Problem requirements: Set down each record exactly as written.

Collected data entries:

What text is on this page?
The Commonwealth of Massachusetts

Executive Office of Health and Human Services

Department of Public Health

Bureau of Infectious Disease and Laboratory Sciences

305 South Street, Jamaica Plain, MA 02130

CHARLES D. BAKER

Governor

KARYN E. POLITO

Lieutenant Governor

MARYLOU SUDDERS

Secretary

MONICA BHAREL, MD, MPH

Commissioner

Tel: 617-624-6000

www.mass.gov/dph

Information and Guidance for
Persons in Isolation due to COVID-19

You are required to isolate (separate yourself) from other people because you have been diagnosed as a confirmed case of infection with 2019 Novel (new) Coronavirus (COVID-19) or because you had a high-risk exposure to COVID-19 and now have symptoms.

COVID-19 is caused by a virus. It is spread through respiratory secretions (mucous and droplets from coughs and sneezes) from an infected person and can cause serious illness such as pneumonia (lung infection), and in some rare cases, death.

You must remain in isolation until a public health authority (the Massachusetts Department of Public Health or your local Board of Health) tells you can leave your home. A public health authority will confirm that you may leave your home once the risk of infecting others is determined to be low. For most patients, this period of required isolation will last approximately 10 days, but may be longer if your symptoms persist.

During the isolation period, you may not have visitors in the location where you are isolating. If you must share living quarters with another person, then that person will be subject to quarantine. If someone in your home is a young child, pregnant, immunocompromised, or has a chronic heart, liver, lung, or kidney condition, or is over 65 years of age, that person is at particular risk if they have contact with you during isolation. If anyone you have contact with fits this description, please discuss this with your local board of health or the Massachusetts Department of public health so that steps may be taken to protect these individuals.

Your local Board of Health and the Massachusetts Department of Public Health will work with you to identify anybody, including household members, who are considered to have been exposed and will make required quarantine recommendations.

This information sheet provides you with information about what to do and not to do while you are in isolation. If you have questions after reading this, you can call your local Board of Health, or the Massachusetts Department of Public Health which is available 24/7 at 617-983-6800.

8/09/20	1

The answer:
What text is on this page?
The Commonwealth of Massachusetts

Executive Office of Health and Human Services

Department of Public Health

Bureau of Infectious Disease and Laboratory Sciences

305 South Street, Jamaica Plain, MA 02130

CHARLES D. BAKER

Governor

KARYN E. POLITO

Lieutenant Governor

MARYLOU SUDDERS

Secretary

MONICA BHAREL, MD, MPH

Commissioner

Tel: 617-624-6000

www.mass.gov/dph

Information and Guidance for
Persons in Isolation due to COVID-19

You are required to isolate (separate yourself) from other people because you have been diagnosed as a confirmed case of infection with 2019 Novel (new) Coronavirus (COVID-19) or because you had a high-risk exposure to COVID-19 and now have symptoms.

COVID-19 is caused by a virus. It is spread through respiratory secretions (mucous and droplets from coughs and sneezes) from an infected person and can cause serious illness such as pneumonia (lung infection), and in some rare cases, death.

You must remain in isolation until a public health authority (the Massachusetts Department of Public Health or your local Board of Health) tells you can leave your home. A public health authority will confirm that you may leave your home once the risk of infecting others is determined to be low. For most patients, this period of required isolation will last approximately 10 days, but may be longer if your symptoms persist.

During the isolation period, you may not have visitors in the location where you are isolating. If you must share living quarters with another person, then that person will be subject to quarantine. If someone in your home is a young child, pregnant, immunocompromised, or has a chronic heart, liver, lung, or kidney condition, or is over 65 years of age, that person is at particular risk if they have contact with you during isolation. If anyone you have contact with fits this description, please discuss this with your local board of health or the Massachusetts Department of public health so that steps may be taken to protect these individuals.

Your local Board of Health and the Massachusetts Department of Public Health will work with you to identify anybody, including household members, who are considered to have been exposed and will make required quarantine recommendations.

This information sheet provides you with information about what to do and not to do while you are in isolation. If you have questions after reading this, you can call your local Board of Health, or the Massachusetts Department of Public Health which is available 24/7 at 617-983-6800.

8/09/20	1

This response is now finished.